→ DATA SHOWN:
______________________________

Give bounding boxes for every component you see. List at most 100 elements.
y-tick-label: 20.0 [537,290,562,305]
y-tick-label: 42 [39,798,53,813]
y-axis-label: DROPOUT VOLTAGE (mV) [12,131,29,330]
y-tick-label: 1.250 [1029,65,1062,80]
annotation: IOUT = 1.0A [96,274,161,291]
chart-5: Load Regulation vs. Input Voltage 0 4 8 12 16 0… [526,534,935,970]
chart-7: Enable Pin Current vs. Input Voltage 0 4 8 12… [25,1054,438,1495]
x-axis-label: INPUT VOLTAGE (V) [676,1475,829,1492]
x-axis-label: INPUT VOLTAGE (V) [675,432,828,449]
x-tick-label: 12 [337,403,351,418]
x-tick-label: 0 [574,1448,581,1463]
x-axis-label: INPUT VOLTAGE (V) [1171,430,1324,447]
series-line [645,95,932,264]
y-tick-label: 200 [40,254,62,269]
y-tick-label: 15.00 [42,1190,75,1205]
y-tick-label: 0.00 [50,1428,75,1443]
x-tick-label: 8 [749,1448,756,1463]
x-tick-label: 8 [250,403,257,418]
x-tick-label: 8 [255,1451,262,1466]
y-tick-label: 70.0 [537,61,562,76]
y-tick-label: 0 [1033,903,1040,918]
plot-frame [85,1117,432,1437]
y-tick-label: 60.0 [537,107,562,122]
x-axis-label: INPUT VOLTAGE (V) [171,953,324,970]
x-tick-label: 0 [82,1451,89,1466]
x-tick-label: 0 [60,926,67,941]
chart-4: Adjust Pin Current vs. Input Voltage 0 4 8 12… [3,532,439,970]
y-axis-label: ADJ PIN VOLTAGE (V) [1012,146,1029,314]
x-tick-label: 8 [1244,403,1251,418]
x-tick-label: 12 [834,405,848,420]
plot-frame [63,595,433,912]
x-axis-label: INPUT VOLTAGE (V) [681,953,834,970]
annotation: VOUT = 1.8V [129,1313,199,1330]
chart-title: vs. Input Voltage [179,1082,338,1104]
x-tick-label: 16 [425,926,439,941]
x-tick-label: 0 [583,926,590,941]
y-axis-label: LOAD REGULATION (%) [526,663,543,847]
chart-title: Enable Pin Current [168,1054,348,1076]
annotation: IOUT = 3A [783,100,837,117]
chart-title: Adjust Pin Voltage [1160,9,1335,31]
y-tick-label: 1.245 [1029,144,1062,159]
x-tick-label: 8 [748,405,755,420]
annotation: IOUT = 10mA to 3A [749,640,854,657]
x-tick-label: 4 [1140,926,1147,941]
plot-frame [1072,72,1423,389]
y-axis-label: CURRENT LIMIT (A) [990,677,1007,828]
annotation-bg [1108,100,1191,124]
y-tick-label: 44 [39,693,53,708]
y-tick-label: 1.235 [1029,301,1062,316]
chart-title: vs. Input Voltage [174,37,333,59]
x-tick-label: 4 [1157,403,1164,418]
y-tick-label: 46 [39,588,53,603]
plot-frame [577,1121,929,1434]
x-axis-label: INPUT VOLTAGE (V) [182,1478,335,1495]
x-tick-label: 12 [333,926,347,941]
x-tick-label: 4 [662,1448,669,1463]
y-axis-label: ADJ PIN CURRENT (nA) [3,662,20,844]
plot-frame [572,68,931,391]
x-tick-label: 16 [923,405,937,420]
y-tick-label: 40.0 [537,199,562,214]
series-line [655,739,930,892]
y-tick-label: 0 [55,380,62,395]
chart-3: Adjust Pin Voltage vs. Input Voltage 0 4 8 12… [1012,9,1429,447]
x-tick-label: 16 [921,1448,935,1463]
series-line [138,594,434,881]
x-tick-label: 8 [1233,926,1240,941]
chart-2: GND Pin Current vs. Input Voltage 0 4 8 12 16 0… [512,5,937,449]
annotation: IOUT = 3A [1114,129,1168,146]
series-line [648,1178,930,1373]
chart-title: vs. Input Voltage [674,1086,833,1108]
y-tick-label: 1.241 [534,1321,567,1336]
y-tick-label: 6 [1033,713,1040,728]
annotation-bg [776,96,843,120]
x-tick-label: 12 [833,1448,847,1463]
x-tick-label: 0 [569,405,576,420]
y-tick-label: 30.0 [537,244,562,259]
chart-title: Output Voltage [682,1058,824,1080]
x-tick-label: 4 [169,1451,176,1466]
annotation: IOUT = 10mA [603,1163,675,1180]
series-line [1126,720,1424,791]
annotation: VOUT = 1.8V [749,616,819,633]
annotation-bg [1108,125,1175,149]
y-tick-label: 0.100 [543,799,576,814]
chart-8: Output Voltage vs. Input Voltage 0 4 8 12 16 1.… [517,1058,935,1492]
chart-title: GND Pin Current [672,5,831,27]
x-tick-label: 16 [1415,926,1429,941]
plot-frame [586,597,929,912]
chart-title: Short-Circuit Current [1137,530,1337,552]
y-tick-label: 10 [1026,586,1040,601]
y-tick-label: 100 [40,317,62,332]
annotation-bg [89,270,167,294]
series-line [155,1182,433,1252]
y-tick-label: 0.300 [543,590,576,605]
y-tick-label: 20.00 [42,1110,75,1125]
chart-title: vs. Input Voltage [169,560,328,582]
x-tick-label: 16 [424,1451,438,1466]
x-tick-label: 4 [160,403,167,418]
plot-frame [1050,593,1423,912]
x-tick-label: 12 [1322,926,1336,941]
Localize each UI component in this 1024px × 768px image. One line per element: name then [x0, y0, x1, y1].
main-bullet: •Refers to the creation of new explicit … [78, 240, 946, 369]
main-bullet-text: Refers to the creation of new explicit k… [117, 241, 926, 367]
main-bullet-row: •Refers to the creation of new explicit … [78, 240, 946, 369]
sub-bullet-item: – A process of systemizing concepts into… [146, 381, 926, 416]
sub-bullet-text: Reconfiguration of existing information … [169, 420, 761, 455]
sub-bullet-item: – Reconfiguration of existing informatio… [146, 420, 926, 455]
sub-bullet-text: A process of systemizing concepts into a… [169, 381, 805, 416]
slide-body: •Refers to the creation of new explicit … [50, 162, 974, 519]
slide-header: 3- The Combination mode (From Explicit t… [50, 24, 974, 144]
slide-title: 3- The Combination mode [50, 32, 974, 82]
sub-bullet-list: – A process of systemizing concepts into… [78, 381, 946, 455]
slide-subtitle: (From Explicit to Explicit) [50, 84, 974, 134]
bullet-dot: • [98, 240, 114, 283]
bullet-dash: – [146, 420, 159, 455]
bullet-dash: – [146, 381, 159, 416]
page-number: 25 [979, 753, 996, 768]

______________________________

→ TASK PROMPT:
Can you rewrite all the data above, changing every "plot-frame" to "plot-area" and keeping everything else the same?

→ RESULT OF THIS TASK:
Give bounding boxes for every component you see. List at most 100 elements.
y-tick-label: 20.0 [537,290,562,305]
y-tick-label: 42 [39,798,53,813]
y-axis-label: DROPOUT VOLTAGE (mV) [12,131,29,330]
y-tick-label: 1.250 [1029,65,1062,80]
annotation: IOUT = 1.0A [96,274,161,291]
chart-5: Load Regulation vs. Input Voltage 0 4 8 12 16 0… [526,534,935,970]
chart-7: Enable Pin Current vs. Input Voltage 0 4 8 12… [25,1054,438,1495]
x-axis-label: INPUT VOLTAGE (V) [676,1475,829,1492]
x-axis-label: INPUT VOLTAGE (V) [675,432,828,449]
x-tick-label: 12 [337,403,351,418]
x-tick-label: 0 [574,1448,581,1463]
x-axis-label: INPUT VOLTAGE (V) [1171,430,1324,447]
series-line [645,95,932,264]
y-tick-label: 200 [40,254,62,269]
y-tick-label: 15.00 [42,1190,75,1205]
y-tick-label: 0.00 [50,1428,75,1443]
x-tick-label: 8 [749,1448,756,1463]
x-tick-label: 8 [250,403,257,418]
x-tick-label: 8 [255,1451,262,1466]
y-tick-label: 70.0 [537,61,562,76]
y-tick-label: 0 [1033,903,1040,918]
plot-area [85,1117,432,1437]
y-tick-label: 60.0 [537,107,562,122]
x-axis-label: INPUT VOLTAGE (V) [171,953,324,970]
x-tick-label: 0 [82,1451,89,1466]
x-tick-label: 0 [60,926,67,941]
chart-4: Adjust Pin Current vs. Input Voltage 0 4 8 12… [3,532,439,970]
y-axis-label: ADJ PIN VOLTAGE (V) [1012,146,1029,314]
x-tick-label: 8 [1244,403,1251,418]
x-tick-label: 12 [834,405,848,420]
plot-area [63,595,433,912]
x-axis-label: INPUT VOLTAGE (V) [681,953,834,970]
annotation: VOUT = 1.8V [129,1313,199,1330]
chart-title: vs. Input Voltage [179,1082,338,1104]
x-tick-label: 16 [425,926,439,941]
x-tick-label: 0 [583,926,590,941]
y-axis-label: LOAD REGULATION (%) [526,663,543,847]
chart-title: Enable Pin Current [168,1054,348,1076]
annotation: IOUT = 3A [783,100,837,117]
chart-title: Adjust Pin Voltage [1160,9,1335,31]
y-tick-label: 1.245 [1029,144,1062,159]
x-tick-label: 8 [748,405,755,420]
annotation: IOUT = 10mA to 3A [749,640,854,657]
x-tick-label: 4 [1140,926,1147,941]
plot-area [1072,72,1423,389]
y-axis-label: CURRENT LIMIT (A) [990,677,1007,828]
annotation-bg [1108,100,1191,124]
y-tick-label: 44 [39,693,53,708]
y-tick-label: 1.235 [1029,301,1062,316]
chart-title: vs. Input Voltage [174,37,333,59]
x-tick-label: 4 [1157,403,1164,418]
y-tick-label: 46 [39,588,53,603]
plot-area [577,1121,929,1434]
x-axis-label: INPUT VOLTAGE (V) [182,1478,335,1495]
x-tick-label: 12 [333,926,347,941]
x-tick-label: 4 [662,1448,669,1463]
y-axis-label: ADJ PIN CURRENT (nA) [3,662,20,844]
plot-area [572,68,931,391]
x-tick-label: 16 [923,405,937,420]
y-tick-label: 40.0 [537,199,562,214]
series-line [655,739,930,892]
y-tick-label: 0 [55,380,62,395]
chart-3: Adjust Pin Voltage vs. Input Voltage 0 4 8 12… [1012,9,1429,447]
x-tick-label: 16 [921,1448,935,1463]
series-line [138,594,434,881]
x-tick-label: 8 [1233,926,1240,941]
chart-2: GND Pin Current vs. Input Voltage 0 4 8 12 16 0… [512,5,937,449]
annotation: IOUT = 3A [1114,129,1168,146]
series-line [648,1178,930,1373]
chart-title: vs. Input Voltage [674,1086,833,1108]
y-tick-label: 1.241 [534,1321,567,1336]
y-tick-label: 6 [1033,713,1040,728]
annotation-bg [776,96,843,120]
x-tick-label: 12 [833,1448,847,1463]
x-tick-label: 0 [569,405,576,420]
y-tick-label: 30.0 [537,244,562,259]
chart-title: Output Voltage [682,1058,824,1080]
x-tick-label: 4 [169,1451,176,1466]
annotation: IOUT = 10mA [603,1163,675,1180]
series-line [1126,720,1424,791]
annotation: VOUT = 1.8V [749,616,819,633]
annotation-bg [1108,125,1175,149]
y-tick-label: 0.100 [543,799,576,814]
chart-8: Output Voltage vs. Input Voltage 0 4 8 12 16 1.… [517,1058,935,1492]
chart-title: GND Pin Current [672,5,831,27]
x-tick-label: 16 [1415,926,1429,941]
plot-area [586,597,929,912]
chart-title: Short-Circuit Current [1137,530,1337,552]
y-tick-label: 10 [1026,586,1040,601]
y-tick-label: 100 [40,317,62,332]
annotation-bg [89,270,167,294]
series-line [155,1182,433,1252]
y-tick-label: 0.300 [543,590,576,605]
y-tick-label: 20.00 [42,1110,75,1125]
chart-title: vs. Input Voltage [169,560,328,582]
x-tick-label: 16 [424,1451,438,1466]
x-tick-label: 4 [160,403,167,418]
plot-area [1050,593,1423,912]
x-tick-label: 12 [1322,926,1336,941]
Localize each UI component in this 1024px × 768px image. One line per element: name then [x0, y0, x1, y1].
main-bullet: •Refers to the creation of new explicit … [78, 240, 946, 369]
main-bullet-text: Refers to the creation of new explicit k… [117, 241, 926, 367]
main-bullet-row: •Refers to the creation of new explicit … [78, 240, 946, 369]
sub-bullet-item: – A process of systemizing concepts into… [146, 381, 926, 416]
sub-bullet-text: Reconfiguration of existing information … [169, 420, 761, 455]
sub-bullet-item: – Reconfiguration of existing informatio… [146, 420, 926, 455]
sub-bullet-text: A process of systemizing concepts into a… [169, 381, 805, 416]
slide-body: •Refers to the creation of new explicit … [50, 162, 974, 519]
slide-header: 3- The Combination mode (From Explicit t… [50, 24, 974, 144]
slide-title: 3- The Combination mode [50, 32, 974, 82]
sub-bullet-list: – A process of systemizing concepts into… [78, 381, 946, 455]
slide-subtitle: (From Explicit to Explicit) [50, 84, 974, 134]
bullet-dot: • [98, 240, 114, 283]
bullet-dash: – [146, 420, 159, 455]
bullet-dash: – [146, 381, 159, 416]
page-number: 25 [979, 753, 996, 768]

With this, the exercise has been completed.